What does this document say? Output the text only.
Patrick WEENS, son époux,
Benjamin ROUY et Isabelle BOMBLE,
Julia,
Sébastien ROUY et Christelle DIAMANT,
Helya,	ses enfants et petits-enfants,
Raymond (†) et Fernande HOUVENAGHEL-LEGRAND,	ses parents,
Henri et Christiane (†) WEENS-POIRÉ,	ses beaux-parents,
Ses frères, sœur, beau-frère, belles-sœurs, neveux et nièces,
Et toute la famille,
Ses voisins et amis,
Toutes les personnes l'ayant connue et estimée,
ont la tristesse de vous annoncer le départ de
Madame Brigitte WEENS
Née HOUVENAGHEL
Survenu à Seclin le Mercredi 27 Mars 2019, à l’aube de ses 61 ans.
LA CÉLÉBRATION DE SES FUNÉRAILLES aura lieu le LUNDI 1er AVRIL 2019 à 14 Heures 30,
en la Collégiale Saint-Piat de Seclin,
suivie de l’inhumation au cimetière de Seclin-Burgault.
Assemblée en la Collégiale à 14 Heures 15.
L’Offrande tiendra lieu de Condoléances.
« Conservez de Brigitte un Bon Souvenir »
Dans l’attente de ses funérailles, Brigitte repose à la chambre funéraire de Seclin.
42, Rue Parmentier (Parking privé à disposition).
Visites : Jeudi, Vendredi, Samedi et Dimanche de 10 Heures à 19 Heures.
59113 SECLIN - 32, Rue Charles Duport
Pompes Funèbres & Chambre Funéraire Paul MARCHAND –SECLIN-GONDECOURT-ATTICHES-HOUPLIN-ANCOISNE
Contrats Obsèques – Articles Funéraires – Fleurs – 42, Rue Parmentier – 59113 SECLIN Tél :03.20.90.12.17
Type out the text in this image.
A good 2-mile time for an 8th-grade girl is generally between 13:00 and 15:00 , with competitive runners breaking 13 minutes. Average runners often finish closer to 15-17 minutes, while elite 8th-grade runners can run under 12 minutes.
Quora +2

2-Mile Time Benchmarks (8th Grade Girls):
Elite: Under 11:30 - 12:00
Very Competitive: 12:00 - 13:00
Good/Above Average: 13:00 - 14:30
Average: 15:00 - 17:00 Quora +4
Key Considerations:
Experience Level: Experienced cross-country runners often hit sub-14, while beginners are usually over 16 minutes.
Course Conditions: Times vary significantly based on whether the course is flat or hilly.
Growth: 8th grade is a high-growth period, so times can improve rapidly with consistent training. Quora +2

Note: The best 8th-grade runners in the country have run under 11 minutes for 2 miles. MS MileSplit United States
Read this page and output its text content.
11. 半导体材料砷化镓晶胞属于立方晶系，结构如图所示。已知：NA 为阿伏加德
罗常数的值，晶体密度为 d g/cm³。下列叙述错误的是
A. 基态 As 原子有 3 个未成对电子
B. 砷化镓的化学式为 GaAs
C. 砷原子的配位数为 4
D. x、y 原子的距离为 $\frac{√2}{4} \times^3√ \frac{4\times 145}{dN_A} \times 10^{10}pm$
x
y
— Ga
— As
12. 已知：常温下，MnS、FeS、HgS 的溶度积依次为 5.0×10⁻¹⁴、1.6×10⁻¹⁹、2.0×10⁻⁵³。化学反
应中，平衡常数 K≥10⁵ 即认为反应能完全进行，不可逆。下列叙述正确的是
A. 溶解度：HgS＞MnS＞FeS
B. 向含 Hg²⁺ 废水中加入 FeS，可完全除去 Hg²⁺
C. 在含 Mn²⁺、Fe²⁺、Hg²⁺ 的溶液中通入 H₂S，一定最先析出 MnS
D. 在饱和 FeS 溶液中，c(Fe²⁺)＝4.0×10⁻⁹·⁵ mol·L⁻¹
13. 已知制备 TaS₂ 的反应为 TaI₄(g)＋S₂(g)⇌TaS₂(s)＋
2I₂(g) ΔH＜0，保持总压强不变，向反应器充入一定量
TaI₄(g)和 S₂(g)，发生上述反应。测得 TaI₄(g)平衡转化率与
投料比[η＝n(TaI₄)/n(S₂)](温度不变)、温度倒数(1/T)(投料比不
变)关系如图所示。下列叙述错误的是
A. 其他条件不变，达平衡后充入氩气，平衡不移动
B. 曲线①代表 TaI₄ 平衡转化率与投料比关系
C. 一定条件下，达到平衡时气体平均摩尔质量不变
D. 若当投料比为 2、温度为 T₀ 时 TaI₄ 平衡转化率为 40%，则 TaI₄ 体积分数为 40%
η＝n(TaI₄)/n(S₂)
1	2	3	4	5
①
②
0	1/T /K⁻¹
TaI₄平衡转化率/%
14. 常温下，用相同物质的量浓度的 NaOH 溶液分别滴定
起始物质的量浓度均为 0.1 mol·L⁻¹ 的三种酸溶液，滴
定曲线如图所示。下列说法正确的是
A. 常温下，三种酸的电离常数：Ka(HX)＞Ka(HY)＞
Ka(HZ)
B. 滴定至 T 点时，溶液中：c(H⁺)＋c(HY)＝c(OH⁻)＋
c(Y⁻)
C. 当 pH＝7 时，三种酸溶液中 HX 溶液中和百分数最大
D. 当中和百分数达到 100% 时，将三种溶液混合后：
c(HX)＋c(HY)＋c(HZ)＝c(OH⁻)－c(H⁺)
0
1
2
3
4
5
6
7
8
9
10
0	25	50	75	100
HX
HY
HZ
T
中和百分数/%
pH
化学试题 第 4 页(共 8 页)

====

- [What you will do]: Extract all lines of the records above that include "Brigitte".

- [Answer to this problem]:
Madame Brigitte WEENS
« Conservez de Brigitte un Bon Souvenir »
Dans l’attente de ses funérailles, Brigitte repose à la chambre funéraire de Seclin.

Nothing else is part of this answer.